══ Data records ══

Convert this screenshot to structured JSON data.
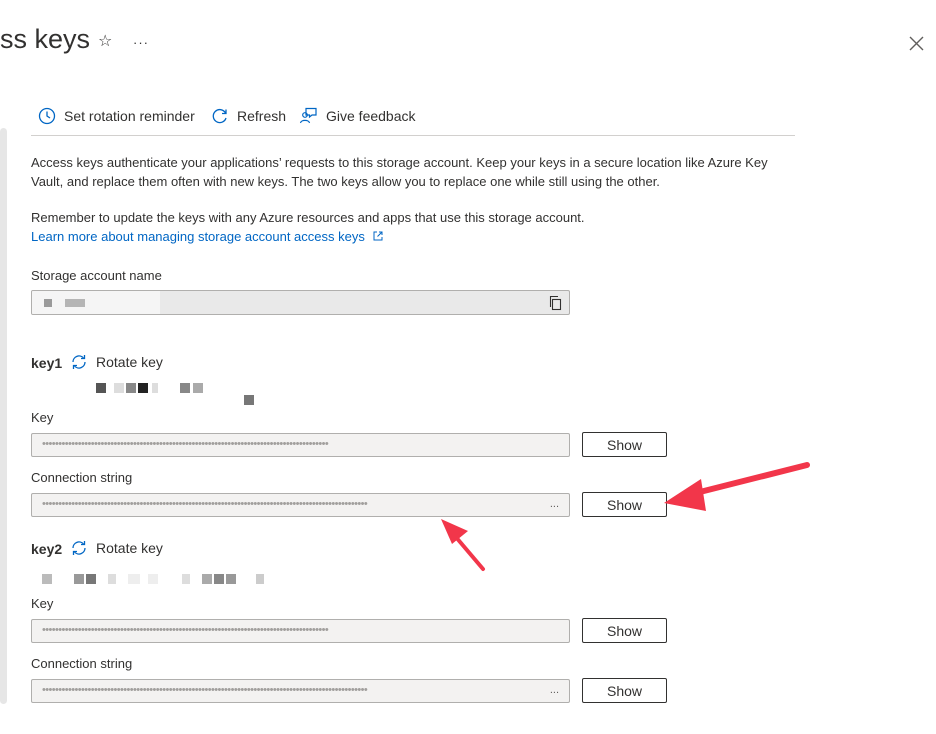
{
  "header": {
    "title": "ss keys",
    "star_glyph": "☆",
    "more_glyph": "···"
  },
  "toolbar": {
    "rotation_label": "Set rotation reminder",
    "refresh_label": "Refresh",
    "feedback_label": "Give feedback"
  },
  "intro": {
    "paragraph1": "Access keys authenticate your applications’ requests to this storage account. Keep your keys in a secure location like Azure Key Vault, and replace them often with new keys. The two keys allow you to replace one while still using the other.",
    "paragraph2": "Remember to update the keys with any Azure resources and apps that use this storage account.",
    "learn_more": "Learn more about managing storage account access keys"
  },
  "storage_account": {
    "label": "Storage account name"
  },
  "key1": {
    "title": "key1",
    "rotate_label": "Rotate key",
    "key_label": "Key",
    "key_value": "••••••••••••••••••••••••••••••••••••••••••••••••••••••••••••••••••••••••••••••••••••••••",
    "connection_label": "Connection string",
    "connection_value": "••••••••••••••••••••••••••••••••••••••••••••••••••••••••••••••••••••••••••••••••••••••••••••••••••••",
    "connection_ellipsis": "...",
    "show_key": "Show",
    "show_connection": "Show"
  },
  "key2": {
    "title": "key2",
    "rotate_label": "Rotate key",
    "key_label": "Key",
    "key_value": "••••••••••••••••••••••••••••••••••••••••••••••••••••••••••••••••••••••••••••••••••••••••",
    "connection_label": "Connection string",
    "connection_value": "••••••••••••••••••••••••••••••••••••••••••••••••••••••••••••••••••••••••••••••••••••••••••••••••••••",
    "connection_ellipsis": "...",
    "show_key": "Show",
    "show_connection": "Show"
  },
  "colors": {
    "accent": "#0066c4",
    "annotation_arrow": "#f2364a"
  }
}
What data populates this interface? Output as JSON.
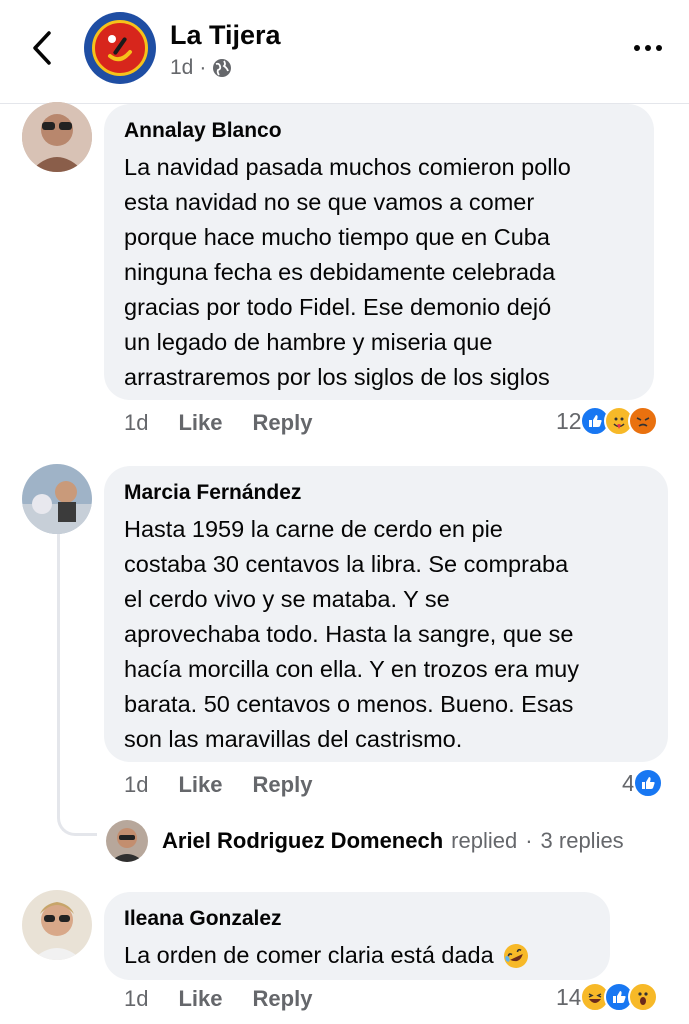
{
  "header": {
    "page_name": "La Tijera",
    "time": "1d",
    "separator": "·",
    "icons": {
      "back": "chevron-left-icon",
      "privacy": "globe-icon",
      "more": "more-horizontal-icon"
    }
  },
  "comments": [
    {
      "author": "Annalay Blanco",
      "text": "La navidad pasada muchos comieron pollo\nesta navidad no se que vamos a comer\nporque hace mucho tiempo que en Cuba\nninguna fecha es debidamente celebrada\ngracias por todo Fidel. Ese demonio dejó\nun legado de hambre y miseria que\narrastraremos por los siglos de los siglos",
      "time": "1d",
      "like_label": "Like",
      "reply_label": "Reply",
      "reaction_count": "12",
      "reactions": [
        "like",
        "care",
        "angry"
      ]
    },
    {
      "author": "Marcia Fernández",
      "text": "Hasta 1959 la carne de cerdo en pie\ncostaba 30 centavos la libra. Se compraba\nel cerdo vivo y se mataba. Y se\naprovechaba todo. Hasta la sangre,  que se\nhacía morcilla con ella. Y en trozos era muy\nbarata. 50 centavos o menos. Bueno.   Esas\nson las maravillas del castrismo.",
      "time": "1d",
      "like_label": "Like",
      "reply_label": "Reply",
      "reaction_count": "4",
      "reactions": [
        "like"
      ],
      "replies": {
        "name": "Ariel Rodriguez Domenech",
        "verb": "replied",
        "separator": "·",
        "count_label": "3 replies"
      }
    },
    {
      "author": "Ileana Gonzalez",
      "text": "La orden de comer claria está dada",
      "emoji": "rofl-emoji",
      "time": "1d",
      "like_label": "Like",
      "reply_label": "Reply",
      "reaction_count": "14",
      "reactions": [
        "haha",
        "like",
        "wow"
      ]
    }
  ],
  "colors": {
    "bubble": "#f0f2f5",
    "secondary_text": "#65676b",
    "like_blue": "#1877f2",
    "emoji_yellow": "#f7b928",
    "angry_orange": "#e9710f"
  }
}
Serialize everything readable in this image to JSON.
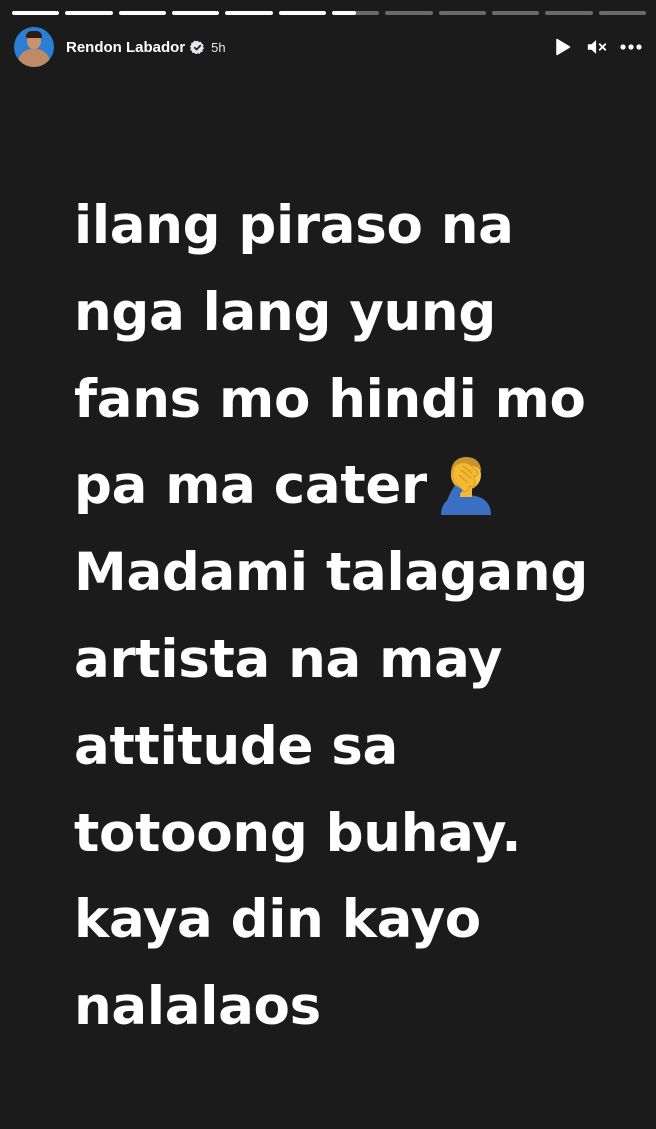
{
  "progress": {
    "segment_count": 12,
    "completed_segments": 6,
    "current_segment_fraction": 0.5
  },
  "author": {
    "name": "Rendon Labador",
    "verified": true,
    "time_ago": "5h"
  },
  "controls": {
    "play_icon": "play-icon",
    "mute_icon": "volume-muted-icon",
    "more_icon": "more-options-icon"
  },
  "story": {
    "background_color": "#1b1b1b",
    "text_color": "#ffffff",
    "lines": [
      "ilang piraso na",
      "nga lang yung",
      "fans mo hindi mo",
      "pa ma cater",
      "Madami talagang",
      "artista na may",
      "attitude sa",
      "totoong buhay.",
      "kaya din kayo",
      "nalalaos"
    ],
    "emoji": {
      "name": "person-facepalming",
      "after_line": 4
    }
  }
}
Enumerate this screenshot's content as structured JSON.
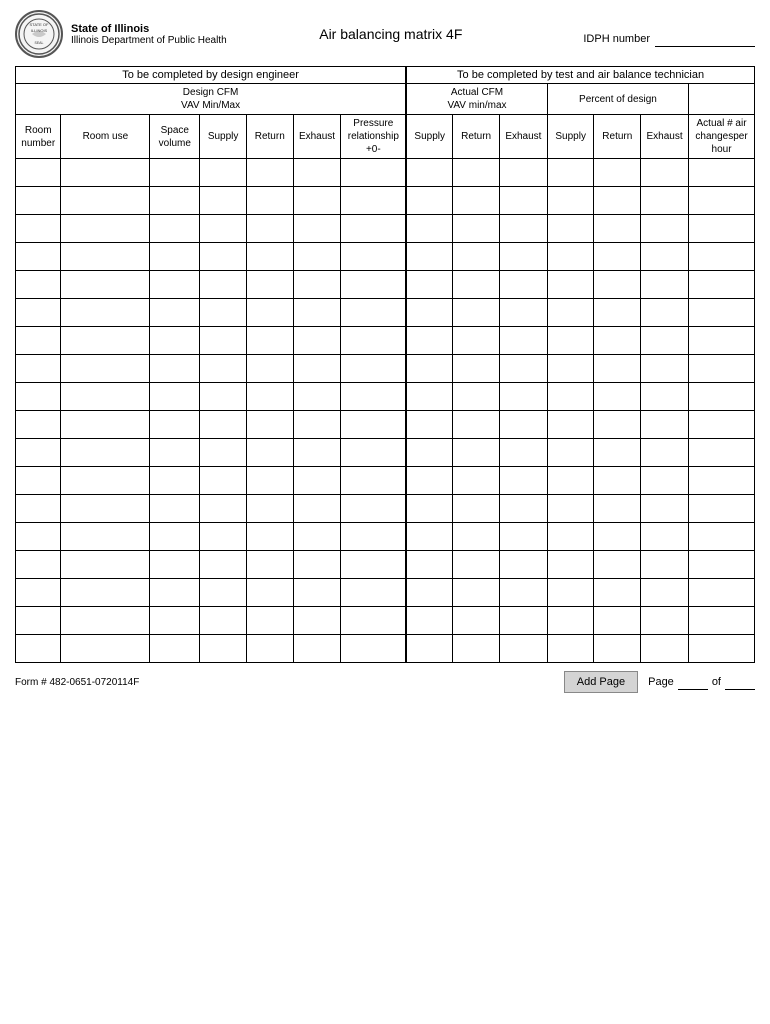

═══

> Challenge: Find every line in the records above that contains the word "keys", and copy each one.

> Exercise solution:
    "title": "ss keys",
    "paragraph1": "Access keys authenticate your applications’ requests to this storage account. Keep your keys in a secure location like Azure Key Vault, and replace them often with new keys. The two keys allow you to replace one while still using the other.",
    "paragraph2": "Remember to update the keys with any Azure resources and apps that use this storage account.",
    "learn_more": "Learn more about managing storage account access keys"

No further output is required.